(Extracted data entries)
———

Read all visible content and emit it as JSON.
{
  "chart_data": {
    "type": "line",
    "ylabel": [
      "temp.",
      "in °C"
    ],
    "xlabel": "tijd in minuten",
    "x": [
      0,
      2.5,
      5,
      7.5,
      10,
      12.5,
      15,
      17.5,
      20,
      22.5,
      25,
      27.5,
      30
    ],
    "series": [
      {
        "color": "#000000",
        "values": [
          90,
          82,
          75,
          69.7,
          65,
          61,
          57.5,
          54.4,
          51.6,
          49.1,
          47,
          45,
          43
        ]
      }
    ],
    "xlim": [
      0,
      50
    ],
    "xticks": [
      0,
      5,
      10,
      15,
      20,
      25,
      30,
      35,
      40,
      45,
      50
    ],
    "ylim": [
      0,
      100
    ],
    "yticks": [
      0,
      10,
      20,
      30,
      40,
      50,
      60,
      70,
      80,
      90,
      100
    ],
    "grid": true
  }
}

———

* AIM
Return the entries above exactly, each one complete.

* FINAL ANSWER
Read all visible content and emit it as JSON.
{
  "chart_data": {
    "type": "line",
    "ylabel": [
      "temp.",
      "in °C"
    ],
    "xlabel": "tijd in minuten",
    "x": [
      0,
      2.5,
      5,
      7.5,
      10,
      12.5,
      15,
      17.5,
      20,
      22.5,
      25,
      27.5,
      30
    ],
    "series": [
      {
        "color": "#000000",
        "values": [
          90,
          82,
          75,
          69.7,
          65,
          61,
          57.5,
          54.4,
          51.6,
          49.1,
          47,
          45,
          43
        ]
      }
    ],
    "xlim": [
      0,
      50
    ],
    "xticks": [
      0,
      5,
      10,
      15,
      20,
      25,
      30,
      35,
      40,
      45,
      50
    ],
    "ylim": [
      0,
      100
    ],
    "yticks": [
      0,
      10,
      20,
      30,
      40,
      50,
      60,
      70,
      80,
      90,
      100
    ],
    "grid": true
  }
}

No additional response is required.